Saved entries
=====

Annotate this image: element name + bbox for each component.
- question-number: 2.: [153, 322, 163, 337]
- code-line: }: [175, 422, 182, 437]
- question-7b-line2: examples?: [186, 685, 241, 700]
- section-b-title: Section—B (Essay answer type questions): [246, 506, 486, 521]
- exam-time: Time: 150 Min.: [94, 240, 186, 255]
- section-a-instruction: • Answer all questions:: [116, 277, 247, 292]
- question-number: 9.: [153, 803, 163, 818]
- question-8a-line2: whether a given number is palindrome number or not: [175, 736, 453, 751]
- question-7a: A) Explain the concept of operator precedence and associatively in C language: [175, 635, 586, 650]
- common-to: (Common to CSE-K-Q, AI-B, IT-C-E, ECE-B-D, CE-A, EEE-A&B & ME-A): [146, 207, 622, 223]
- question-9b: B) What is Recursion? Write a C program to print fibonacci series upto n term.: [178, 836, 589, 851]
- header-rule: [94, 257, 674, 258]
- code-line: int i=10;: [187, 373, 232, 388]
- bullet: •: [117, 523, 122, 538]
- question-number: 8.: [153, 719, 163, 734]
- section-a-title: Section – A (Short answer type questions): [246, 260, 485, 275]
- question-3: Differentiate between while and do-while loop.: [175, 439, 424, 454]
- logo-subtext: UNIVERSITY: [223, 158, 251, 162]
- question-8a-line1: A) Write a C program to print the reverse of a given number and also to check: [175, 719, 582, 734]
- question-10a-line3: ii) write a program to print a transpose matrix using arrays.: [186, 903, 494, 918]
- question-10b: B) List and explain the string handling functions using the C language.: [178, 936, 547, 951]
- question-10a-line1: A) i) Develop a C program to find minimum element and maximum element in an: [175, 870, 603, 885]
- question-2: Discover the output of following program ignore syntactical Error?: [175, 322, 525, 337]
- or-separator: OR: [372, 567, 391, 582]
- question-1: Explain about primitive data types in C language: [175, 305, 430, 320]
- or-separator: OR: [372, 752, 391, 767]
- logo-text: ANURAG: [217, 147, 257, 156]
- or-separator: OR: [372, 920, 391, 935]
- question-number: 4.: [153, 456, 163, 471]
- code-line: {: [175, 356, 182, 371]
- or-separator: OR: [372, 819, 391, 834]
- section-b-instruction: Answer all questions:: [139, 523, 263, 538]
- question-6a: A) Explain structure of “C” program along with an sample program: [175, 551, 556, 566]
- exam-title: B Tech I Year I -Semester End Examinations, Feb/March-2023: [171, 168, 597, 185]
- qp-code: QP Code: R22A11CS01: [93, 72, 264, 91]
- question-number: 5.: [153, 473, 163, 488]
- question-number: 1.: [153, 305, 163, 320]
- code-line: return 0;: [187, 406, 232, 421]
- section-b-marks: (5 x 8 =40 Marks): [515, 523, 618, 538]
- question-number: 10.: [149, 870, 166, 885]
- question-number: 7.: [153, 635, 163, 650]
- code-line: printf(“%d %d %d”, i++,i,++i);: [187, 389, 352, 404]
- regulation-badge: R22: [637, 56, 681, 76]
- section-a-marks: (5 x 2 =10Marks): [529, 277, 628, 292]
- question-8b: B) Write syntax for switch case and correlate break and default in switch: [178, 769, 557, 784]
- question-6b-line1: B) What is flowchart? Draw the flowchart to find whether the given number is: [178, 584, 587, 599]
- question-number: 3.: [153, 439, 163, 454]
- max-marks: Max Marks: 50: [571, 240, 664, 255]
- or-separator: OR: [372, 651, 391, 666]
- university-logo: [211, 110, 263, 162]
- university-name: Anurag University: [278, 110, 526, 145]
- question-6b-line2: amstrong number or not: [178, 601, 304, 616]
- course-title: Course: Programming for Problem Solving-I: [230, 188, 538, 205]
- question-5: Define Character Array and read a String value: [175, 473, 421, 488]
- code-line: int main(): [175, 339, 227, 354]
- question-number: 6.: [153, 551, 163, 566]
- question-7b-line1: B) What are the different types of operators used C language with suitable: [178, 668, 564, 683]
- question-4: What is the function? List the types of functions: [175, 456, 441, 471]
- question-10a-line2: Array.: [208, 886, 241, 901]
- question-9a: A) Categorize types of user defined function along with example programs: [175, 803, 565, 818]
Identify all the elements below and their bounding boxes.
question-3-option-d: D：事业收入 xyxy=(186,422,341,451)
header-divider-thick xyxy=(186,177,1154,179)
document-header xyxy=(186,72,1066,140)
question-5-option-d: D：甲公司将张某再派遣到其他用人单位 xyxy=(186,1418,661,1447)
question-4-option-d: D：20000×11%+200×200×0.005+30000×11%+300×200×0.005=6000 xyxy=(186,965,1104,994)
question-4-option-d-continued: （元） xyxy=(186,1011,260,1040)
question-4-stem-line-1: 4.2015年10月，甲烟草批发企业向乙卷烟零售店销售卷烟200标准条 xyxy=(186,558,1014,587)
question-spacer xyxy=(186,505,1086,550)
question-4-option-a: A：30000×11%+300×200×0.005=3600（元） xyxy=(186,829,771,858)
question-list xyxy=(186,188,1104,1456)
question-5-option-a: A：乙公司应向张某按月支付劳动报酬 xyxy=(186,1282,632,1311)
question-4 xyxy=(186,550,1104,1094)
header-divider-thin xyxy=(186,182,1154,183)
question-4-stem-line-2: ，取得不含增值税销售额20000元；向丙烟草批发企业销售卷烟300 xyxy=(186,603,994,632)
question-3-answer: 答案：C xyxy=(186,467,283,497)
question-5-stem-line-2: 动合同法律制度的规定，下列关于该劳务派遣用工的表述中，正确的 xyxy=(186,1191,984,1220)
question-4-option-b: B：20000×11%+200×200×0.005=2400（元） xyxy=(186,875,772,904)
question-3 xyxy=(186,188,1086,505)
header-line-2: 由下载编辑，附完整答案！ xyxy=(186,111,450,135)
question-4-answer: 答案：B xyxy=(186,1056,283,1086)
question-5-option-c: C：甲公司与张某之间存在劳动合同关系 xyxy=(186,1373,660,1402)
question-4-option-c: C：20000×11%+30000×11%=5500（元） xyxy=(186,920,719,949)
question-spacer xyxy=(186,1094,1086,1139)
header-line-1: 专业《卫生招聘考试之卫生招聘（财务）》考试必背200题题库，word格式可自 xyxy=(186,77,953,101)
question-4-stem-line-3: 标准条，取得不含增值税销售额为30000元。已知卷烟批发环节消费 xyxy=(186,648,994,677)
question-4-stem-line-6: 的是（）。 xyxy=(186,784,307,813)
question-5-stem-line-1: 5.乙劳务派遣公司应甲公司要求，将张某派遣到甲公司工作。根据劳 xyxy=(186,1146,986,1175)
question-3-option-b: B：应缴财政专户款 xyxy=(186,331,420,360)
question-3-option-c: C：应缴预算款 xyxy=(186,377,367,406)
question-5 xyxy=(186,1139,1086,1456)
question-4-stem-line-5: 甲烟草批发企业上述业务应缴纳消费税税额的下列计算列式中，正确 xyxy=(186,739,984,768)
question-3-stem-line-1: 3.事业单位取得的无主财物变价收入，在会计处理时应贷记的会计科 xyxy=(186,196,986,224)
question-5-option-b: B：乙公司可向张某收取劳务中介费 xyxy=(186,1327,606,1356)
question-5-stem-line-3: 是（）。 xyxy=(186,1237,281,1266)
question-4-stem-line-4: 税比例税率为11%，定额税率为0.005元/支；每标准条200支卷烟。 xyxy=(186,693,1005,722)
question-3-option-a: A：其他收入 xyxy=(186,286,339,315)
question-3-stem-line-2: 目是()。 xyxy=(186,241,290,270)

=====

■ Task objective ■
Reproduce every line of the saved entries above without any change, from the first record to the last.

■ Full output ■
Annotate this image: element name + bbox for each component.
- question-number: 2.: [153, 322, 163, 337]
- code-line: }: [175, 422, 182, 437]
- question-7b-line2: examples?: [186, 685, 241, 700]
- section-b-title: Section—B (Essay answer type questions): [246, 506, 486, 521]
- exam-time: Time: 150 Min.: [94, 240, 186, 255]
- section-a-instruction: • Answer all questions:: [116, 277, 247, 292]
- question-number: 9.: [153, 803, 163, 818]
- question-8a-line2: whether a given number is palindrome number or not: [175, 736, 453, 751]
- question-7a: A) Explain the concept of operator precedence and associatively in C language: [175, 635, 586, 650]
- common-to: (Common to CSE-K-Q, AI-B, IT-C-E, ECE-B-D, CE-A, EEE-A&B & ME-A): [146, 207, 622, 223]
- question-9b: B) What is Recursion? Write a C program to print fibonacci series upto n term.: [178, 836, 589, 851]
- header-rule: [94, 257, 674, 258]
- code-line: int i=10;: [187, 373, 232, 388]
- bullet: •: [117, 523, 122, 538]
- question-number: 8.: [153, 719, 163, 734]
- section-a-title: Section – A (Short answer type questions): [246, 260, 485, 275]
- question-3: Differentiate between while and do-while loop.: [175, 439, 424, 454]
- logo-subtext: UNIVERSITY: [223, 158, 251, 162]
- question-8a-line1: A) Write a C program to print the reverse of a given number and also to check: [175, 719, 582, 734]
- question-10a-line3: ii) write a program to print a transpose matrix using arrays.: [186, 903, 494, 918]
- question-10b: B) List and explain the string handling functions using the C language.: [178, 936, 547, 951]
- question-10a-line1: A) i) Develop a C program to find minimum element and maximum element in an: [175, 870, 603, 885]
- question-2: Discover the output of following program ignore syntactical Error?: [175, 322, 525, 337]
- or-separator: OR: [372, 567, 391, 582]
- question-1: Explain about primitive data types in C language: [175, 305, 430, 320]
- or-separator: OR: [372, 752, 391, 767]
- logo-text: ANURAG: [217, 147, 257, 156]
- or-separator: OR: [372, 920, 391, 935]
- question-number: 4.: [153, 456, 163, 471]
- code-line: {: [175, 356, 182, 371]
- or-separator: OR: [372, 819, 391, 834]
- section-b-instruction: Answer all questions:: [139, 523, 263, 538]
- question-6a: A) Explain structure of “C” program along with an sample program: [175, 551, 556, 566]
- exam-title: B Tech I Year I -Semester End Examinations, Feb/March-2023: [171, 168, 597, 185]
- qp-code: QP Code: R22A11CS01: [93, 72, 264, 91]
- question-number: 5.: [153, 473, 163, 488]
- question-number: 1.: [153, 305, 163, 320]
- code-line: return 0;: [187, 406, 232, 421]
- section-b-marks: (5 x 8 =40 Marks): [515, 523, 618, 538]
- question-number: 10.: [149, 870, 166, 885]
- question-number: 7.: [153, 635, 163, 650]
- code-line: printf(“%d %d %d”, i++,i,++i);: [187, 389, 352, 404]
- regulation-badge: R22: [637, 56, 681, 76]
- section-a-marks: (5 x 2 =10Marks): [529, 277, 628, 292]
- question-8b: B) Write syntax for switch case and correlate break and default in switch: [178, 769, 557, 784]
- question-6b-line1: B) What is flowchart? Draw the flowchart to find whether the given number is: [178, 584, 587, 599]
- question-number: 3.: [153, 439, 163, 454]
- max-marks: Max Marks: 50: [571, 240, 664, 255]
- or-separator: OR: [372, 651, 391, 666]
- university-logo: [211, 110, 263, 162]
- university-name: Anurag University: [278, 110, 526, 145]
- question-6b-line2: amstrong number or not: [178, 601, 304, 616]
- course-title: Course: Programming for Problem Solving-I: [230, 188, 538, 205]
- question-5: Define Character Array and read a String value: [175, 473, 421, 488]
- code-line: int main(): [175, 339, 227, 354]
- question-number: 6.: [153, 551, 163, 566]
- question-7b-line1: B) What are the different types of operators used C language with suitable: [178, 668, 564, 683]
- question-4: What is the function? List the types of functions: [175, 456, 441, 471]
- question-10a-line2: Array.: [208, 886, 241, 901]
- question-9a: A) Categorize types of user defined function along with example programs: [175, 803, 565, 818]
Identify all the elements below and their bounding boxes.
question-3-option-d: D：事业收入 xyxy=(186,422,341,451)
header-divider-thick xyxy=(186,177,1154,179)
document-header xyxy=(186,72,1066,140)
question-5-option-d: D：甲公司将张某再派遣到其他用人单位 xyxy=(186,1418,661,1447)
question-4-option-d: D：20000×11%+200×200×0.005+30000×11%+300×200×0.005=6000 xyxy=(186,965,1104,994)
question-4-option-d-continued: （元） xyxy=(186,1011,260,1040)
question-4-stem-line-1: 4.2015年10月，甲烟草批发企业向乙卷烟零售店销售卷烟200标准条 xyxy=(186,558,1014,587)
question-spacer xyxy=(186,505,1086,550)
question-4-option-a: A：30000×11%+300×200×0.005=3600（元） xyxy=(186,829,771,858)
question-list xyxy=(186,188,1104,1456)
question-5-option-a: A：乙公司应向张某按月支付劳动报酬 xyxy=(186,1282,632,1311)
question-4 xyxy=(186,550,1104,1094)
header-divider-thin xyxy=(186,182,1154,183)
question-4-stem-line-2: ，取得不含增值税销售额20000元；向丙烟草批发企业销售卷烟300 xyxy=(186,603,994,632)
question-3-answer: 答案：C xyxy=(186,467,283,497)
question-5-stem-line-2: 动合同法律制度的规定，下列关于该劳务派遣用工的表述中，正确的 xyxy=(186,1191,984,1220)
question-4-option-b: B：20000×11%+200×200×0.005=2400（元） xyxy=(186,875,772,904)
question-3 xyxy=(186,188,1086,505)
header-line-2: 由下载编辑，附完整答案！ xyxy=(186,111,450,135)
question-4-answer: 答案：B xyxy=(186,1056,283,1086)
question-5-option-c: C：甲公司与张某之间存在劳动合同关系 xyxy=(186,1373,660,1402)
question-4-option-c: C：20000×11%+30000×11%=5500（元） xyxy=(186,920,719,949)
question-spacer xyxy=(186,1094,1086,1139)
header-line-1: 专业《卫生招聘考试之卫生招聘（财务）》考试必背200题题库，word格式可自 xyxy=(186,77,953,101)
question-4-stem-line-3: 标准条，取得不含增值税销售额为30000元。已知卷烟批发环节消费 xyxy=(186,648,994,677)
question-4-stem-line-6: 的是（）。 xyxy=(186,784,307,813)
question-5-stem-line-1: 5.乙劳务派遣公司应甲公司要求，将张某派遣到甲公司工作。根据劳 xyxy=(186,1146,986,1175)
question-3-option-b: B：应缴财政专户款 xyxy=(186,331,420,360)
question-3-option-c: C：应缴预算款 xyxy=(186,377,367,406)
question-5 xyxy=(186,1139,1086,1456)
question-4-stem-line-5: 甲烟草批发企业上述业务应缴纳消费税税额的下列计算列式中，正确 xyxy=(186,739,984,768)
question-3-stem-line-1: 3.事业单位取得的无主财物变价收入，在会计处理时应贷记的会计科 xyxy=(186,196,986,224)
question-5-option-b: B：乙公司可向张某收取劳务中介费 xyxy=(186,1327,606,1356)
question-5-stem-line-3: 是（）。 xyxy=(186,1237,281,1266)
question-4-stem-line-4: 税比例税率为11%，定额税率为0.005元/支；每标准条200支卷烟。 xyxy=(186,693,1005,722)
question-3-option-a: A：其他收入 xyxy=(186,286,339,315)
question-3-stem-line-2: 目是()。 xyxy=(186,241,290,270)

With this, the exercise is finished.